◆ What this task involves
Each line of the material below that holds the word "contact" needs to be copied.

BEGIN

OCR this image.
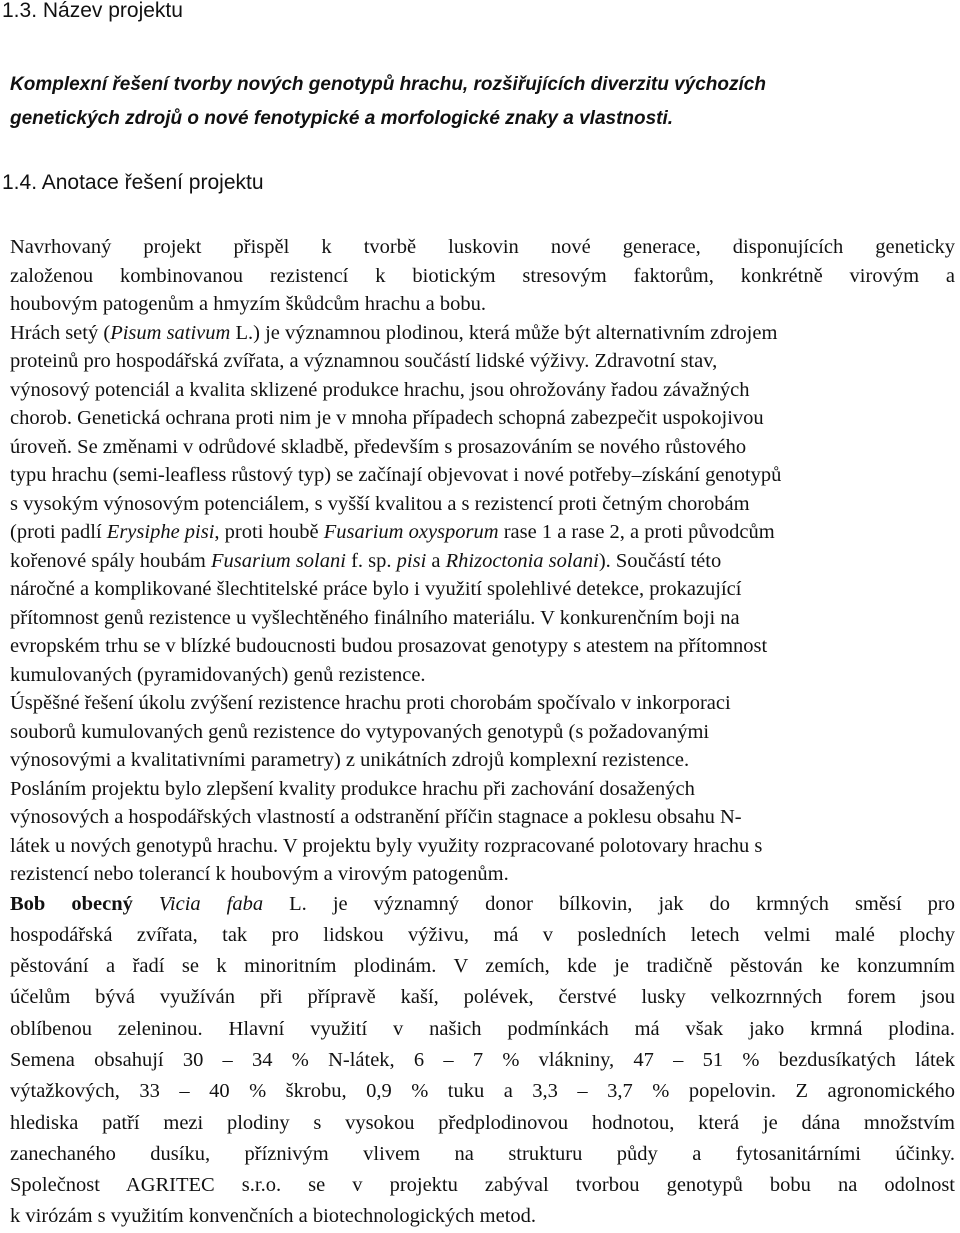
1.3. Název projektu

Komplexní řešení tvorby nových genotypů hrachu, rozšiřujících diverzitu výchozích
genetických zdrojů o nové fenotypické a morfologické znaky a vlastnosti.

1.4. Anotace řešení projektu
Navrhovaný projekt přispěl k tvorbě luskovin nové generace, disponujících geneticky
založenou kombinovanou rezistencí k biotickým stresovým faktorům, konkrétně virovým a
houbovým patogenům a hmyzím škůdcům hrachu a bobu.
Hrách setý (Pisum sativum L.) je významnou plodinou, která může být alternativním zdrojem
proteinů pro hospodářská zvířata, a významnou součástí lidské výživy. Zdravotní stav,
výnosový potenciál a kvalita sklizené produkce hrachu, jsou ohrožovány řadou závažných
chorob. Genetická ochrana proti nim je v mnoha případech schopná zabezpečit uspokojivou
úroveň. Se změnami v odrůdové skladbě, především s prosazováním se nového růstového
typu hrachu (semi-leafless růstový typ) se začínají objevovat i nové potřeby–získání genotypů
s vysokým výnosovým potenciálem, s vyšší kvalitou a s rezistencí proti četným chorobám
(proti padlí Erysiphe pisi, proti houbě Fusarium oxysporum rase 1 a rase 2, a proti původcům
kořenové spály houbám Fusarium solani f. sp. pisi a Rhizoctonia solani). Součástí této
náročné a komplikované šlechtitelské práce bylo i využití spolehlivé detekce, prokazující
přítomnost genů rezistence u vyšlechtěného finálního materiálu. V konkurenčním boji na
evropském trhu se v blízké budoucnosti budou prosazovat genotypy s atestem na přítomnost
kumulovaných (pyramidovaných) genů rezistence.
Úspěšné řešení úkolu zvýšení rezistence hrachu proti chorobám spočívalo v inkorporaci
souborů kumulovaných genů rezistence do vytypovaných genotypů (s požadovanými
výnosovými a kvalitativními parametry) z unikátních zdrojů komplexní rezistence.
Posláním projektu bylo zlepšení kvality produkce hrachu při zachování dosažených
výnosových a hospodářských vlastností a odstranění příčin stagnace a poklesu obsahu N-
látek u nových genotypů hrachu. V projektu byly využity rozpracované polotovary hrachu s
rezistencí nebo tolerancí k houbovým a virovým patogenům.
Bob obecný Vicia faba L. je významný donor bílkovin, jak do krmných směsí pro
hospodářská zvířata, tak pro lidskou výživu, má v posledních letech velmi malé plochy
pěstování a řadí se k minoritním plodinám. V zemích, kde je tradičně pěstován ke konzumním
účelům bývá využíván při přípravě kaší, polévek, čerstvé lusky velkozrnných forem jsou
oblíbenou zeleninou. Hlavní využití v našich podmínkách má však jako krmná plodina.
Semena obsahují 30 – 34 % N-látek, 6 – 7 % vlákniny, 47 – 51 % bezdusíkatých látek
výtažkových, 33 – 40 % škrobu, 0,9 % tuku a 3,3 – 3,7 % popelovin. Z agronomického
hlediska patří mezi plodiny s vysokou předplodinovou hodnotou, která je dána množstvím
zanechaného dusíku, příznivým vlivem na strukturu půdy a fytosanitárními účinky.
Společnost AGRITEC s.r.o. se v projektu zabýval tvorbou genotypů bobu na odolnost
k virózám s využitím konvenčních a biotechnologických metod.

END
BEGIN

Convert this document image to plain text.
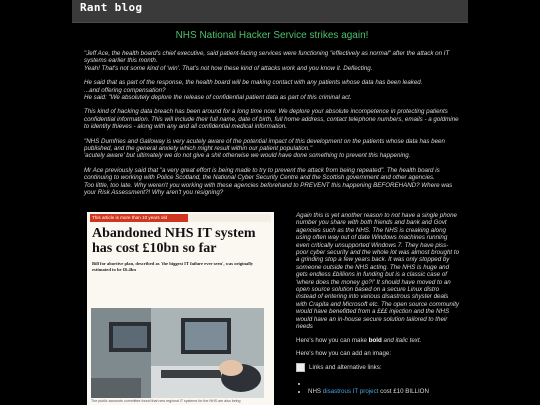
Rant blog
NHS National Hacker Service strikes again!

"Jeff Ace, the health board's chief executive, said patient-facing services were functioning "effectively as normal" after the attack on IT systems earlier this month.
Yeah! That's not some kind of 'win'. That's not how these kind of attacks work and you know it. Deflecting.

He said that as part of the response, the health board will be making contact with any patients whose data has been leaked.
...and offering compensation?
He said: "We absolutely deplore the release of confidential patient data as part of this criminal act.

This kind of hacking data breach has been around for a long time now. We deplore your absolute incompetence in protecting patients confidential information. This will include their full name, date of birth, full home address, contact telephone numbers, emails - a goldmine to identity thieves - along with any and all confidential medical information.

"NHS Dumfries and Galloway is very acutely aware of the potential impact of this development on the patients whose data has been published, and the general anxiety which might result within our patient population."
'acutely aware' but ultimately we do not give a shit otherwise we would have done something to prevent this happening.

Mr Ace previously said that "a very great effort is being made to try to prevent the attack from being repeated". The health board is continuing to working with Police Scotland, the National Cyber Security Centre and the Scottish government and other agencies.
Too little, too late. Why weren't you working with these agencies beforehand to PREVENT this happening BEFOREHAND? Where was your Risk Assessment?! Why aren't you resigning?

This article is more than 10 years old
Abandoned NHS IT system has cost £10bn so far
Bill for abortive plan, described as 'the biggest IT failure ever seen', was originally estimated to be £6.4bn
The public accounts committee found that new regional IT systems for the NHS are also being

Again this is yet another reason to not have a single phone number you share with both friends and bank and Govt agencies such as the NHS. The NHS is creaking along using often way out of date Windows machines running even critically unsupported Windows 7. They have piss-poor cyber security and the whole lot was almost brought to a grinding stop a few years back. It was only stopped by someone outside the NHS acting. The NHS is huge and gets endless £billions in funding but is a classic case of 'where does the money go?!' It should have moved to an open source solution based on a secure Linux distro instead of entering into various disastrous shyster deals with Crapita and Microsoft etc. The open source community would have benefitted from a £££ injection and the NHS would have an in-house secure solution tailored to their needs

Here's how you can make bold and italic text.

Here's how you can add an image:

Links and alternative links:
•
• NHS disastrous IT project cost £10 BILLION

END

◆ Exercise answer
He said that as part of the response, the health board will be making contact with any patients whose data has been leaked.
This kind of hacking data breach has been around for a long time now. We deplore your absolute incompetence in protecting patients confidential information. This will include their full name, date of birth, full home address, contact telephone numbers, emails - a goldmine to identity thieves - along with any and all confidential medical information.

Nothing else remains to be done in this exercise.